• GIVEN PROBLEM
Everything from the line with "What text is on this page?" to the end of the data should be restated word for word, and nothing before it.

• LISTED RECORDS

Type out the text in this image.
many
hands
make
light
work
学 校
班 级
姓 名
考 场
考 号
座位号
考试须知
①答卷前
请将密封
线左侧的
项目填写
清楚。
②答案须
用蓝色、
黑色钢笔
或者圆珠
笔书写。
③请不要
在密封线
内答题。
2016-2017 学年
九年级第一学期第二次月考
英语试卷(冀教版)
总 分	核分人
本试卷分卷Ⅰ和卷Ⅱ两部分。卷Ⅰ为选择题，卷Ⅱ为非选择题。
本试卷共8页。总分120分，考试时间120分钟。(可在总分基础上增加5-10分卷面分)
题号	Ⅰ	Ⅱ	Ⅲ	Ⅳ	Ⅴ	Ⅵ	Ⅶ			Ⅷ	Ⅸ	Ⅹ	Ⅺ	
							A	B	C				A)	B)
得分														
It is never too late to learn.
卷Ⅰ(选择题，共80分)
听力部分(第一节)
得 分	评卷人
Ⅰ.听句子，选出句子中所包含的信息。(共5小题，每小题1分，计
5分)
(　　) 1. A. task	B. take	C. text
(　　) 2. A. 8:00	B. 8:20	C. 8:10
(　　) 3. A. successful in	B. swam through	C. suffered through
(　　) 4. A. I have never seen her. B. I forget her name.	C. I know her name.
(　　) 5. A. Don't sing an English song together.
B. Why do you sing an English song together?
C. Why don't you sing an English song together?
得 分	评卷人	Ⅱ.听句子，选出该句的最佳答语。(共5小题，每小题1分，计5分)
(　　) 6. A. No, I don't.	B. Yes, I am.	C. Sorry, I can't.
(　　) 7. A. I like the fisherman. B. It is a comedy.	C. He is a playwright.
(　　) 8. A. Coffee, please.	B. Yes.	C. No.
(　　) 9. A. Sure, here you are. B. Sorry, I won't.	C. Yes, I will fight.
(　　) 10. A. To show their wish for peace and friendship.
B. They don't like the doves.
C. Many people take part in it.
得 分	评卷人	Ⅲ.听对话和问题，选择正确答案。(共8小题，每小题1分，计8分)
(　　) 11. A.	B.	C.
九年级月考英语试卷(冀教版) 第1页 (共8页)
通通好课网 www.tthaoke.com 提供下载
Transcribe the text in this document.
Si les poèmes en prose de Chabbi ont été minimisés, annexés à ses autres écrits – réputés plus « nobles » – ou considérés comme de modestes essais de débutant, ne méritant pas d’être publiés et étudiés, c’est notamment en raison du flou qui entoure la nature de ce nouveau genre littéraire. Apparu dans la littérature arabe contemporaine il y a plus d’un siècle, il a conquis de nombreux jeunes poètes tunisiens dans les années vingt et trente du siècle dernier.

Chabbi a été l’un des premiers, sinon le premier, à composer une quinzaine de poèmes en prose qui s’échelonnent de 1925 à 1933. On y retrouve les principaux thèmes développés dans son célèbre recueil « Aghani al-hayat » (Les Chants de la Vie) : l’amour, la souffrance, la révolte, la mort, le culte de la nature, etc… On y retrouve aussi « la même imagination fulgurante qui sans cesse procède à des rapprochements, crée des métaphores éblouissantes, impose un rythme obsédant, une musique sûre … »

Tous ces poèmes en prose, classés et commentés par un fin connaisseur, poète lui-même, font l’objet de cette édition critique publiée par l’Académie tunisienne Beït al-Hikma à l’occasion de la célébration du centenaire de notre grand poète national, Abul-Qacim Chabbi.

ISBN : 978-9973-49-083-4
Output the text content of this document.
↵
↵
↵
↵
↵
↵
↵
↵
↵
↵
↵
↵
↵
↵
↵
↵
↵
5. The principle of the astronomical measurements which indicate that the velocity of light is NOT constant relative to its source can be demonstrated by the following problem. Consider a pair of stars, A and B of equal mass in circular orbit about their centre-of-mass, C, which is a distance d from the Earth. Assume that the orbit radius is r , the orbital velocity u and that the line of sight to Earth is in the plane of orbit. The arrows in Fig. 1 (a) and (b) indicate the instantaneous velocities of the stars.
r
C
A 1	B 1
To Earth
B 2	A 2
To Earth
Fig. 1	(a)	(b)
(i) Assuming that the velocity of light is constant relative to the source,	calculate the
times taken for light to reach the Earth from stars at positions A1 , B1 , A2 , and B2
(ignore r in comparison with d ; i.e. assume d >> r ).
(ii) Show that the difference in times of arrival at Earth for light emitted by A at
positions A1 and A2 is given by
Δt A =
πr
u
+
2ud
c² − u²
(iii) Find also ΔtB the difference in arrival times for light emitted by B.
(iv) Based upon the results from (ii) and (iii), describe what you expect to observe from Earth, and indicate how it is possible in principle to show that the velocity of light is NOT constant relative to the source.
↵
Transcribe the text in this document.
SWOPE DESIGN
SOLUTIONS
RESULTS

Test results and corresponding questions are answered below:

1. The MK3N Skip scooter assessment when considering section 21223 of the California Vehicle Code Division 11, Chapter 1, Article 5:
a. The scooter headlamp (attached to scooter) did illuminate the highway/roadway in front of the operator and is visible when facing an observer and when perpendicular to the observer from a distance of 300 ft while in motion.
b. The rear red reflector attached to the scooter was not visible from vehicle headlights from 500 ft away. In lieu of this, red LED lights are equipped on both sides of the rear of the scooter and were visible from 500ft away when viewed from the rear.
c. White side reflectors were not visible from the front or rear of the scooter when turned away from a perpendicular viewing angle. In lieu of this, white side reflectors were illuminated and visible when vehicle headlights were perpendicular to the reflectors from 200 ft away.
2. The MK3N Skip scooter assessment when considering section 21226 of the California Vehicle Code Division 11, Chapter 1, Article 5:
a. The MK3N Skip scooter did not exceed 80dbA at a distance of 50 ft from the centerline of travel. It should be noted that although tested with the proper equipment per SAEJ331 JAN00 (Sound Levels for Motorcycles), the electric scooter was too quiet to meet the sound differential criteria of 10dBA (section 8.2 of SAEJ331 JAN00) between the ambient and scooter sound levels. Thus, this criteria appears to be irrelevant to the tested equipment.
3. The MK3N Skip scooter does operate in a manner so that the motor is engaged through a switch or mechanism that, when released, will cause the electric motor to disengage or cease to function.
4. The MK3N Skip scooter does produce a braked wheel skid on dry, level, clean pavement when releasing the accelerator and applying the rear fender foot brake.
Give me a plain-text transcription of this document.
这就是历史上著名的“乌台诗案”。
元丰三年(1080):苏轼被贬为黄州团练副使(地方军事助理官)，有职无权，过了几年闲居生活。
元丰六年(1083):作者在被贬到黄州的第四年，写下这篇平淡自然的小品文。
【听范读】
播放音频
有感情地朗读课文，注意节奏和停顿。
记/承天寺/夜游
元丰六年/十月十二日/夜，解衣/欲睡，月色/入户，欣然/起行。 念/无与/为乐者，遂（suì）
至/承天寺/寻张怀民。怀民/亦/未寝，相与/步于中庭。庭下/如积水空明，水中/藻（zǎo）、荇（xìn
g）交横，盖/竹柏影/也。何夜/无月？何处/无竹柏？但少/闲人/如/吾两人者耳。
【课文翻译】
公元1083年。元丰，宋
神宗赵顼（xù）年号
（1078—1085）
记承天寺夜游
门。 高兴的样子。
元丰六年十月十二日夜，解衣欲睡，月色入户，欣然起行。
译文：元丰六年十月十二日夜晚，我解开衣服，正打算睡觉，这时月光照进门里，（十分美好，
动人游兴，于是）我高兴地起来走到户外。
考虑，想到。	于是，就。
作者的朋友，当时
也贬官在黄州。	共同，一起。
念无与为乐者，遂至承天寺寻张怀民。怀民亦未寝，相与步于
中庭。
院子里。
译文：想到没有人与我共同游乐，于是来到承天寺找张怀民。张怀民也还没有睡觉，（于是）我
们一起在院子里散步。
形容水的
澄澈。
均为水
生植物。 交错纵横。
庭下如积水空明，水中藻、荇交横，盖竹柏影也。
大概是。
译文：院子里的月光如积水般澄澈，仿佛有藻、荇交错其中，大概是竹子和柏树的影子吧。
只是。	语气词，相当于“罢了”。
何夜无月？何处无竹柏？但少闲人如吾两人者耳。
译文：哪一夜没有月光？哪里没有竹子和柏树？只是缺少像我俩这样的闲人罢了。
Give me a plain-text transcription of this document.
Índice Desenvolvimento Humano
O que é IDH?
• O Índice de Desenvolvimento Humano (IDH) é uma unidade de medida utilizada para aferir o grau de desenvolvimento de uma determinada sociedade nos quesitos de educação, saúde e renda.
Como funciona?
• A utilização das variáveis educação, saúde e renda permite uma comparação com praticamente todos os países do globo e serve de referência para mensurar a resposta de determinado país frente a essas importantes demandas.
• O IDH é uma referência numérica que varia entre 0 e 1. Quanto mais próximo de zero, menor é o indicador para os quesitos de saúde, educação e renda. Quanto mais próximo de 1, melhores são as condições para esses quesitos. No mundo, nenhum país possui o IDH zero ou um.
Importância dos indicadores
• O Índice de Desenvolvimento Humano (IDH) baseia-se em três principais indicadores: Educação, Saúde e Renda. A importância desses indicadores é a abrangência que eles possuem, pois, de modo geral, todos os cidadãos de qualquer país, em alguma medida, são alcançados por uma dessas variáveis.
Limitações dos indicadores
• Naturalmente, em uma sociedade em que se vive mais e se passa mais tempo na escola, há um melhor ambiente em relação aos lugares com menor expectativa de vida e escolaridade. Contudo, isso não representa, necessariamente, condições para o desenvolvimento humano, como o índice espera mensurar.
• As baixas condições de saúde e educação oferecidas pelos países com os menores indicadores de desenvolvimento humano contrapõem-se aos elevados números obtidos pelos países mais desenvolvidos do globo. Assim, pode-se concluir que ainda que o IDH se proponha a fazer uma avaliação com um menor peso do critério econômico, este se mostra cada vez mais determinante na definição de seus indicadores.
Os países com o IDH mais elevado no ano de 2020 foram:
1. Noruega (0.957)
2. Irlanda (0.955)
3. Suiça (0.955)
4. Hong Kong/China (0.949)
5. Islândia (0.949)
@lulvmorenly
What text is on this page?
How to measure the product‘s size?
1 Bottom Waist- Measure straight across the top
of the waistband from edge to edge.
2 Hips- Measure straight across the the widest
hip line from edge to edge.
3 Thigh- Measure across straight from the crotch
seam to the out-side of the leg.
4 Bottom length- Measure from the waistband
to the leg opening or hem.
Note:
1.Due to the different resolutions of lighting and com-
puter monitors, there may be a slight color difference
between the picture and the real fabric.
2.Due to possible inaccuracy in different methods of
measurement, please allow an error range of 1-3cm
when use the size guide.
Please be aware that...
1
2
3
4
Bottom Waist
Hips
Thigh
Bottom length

• ANSWER IN FULL
What text is on this page?
How to measure the product‘s size?
1 Bottom Waist- Measure straight across the top
of the waistband from edge to edge.
2 Hips- Measure straight across the the widest
hip line from edge to edge.
3 Thigh- Measure across straight from the crotch
seam to the out-side of the leg.
4 Bottom length- Measure from the waistband
to the leg opening or hem.
Note:
1.Due to the different resolutions of lighting and com-
puter monitors, there may be a slight color difference
between the picture and the real fabric.
2.Due to possible inaccuracy in different methods of
measurement, please allow an error range of 1-3cm
when use the size guide.
Please be aware that...
1
2
3
4
Bottom Waist
Hips
Thigh
Bottom length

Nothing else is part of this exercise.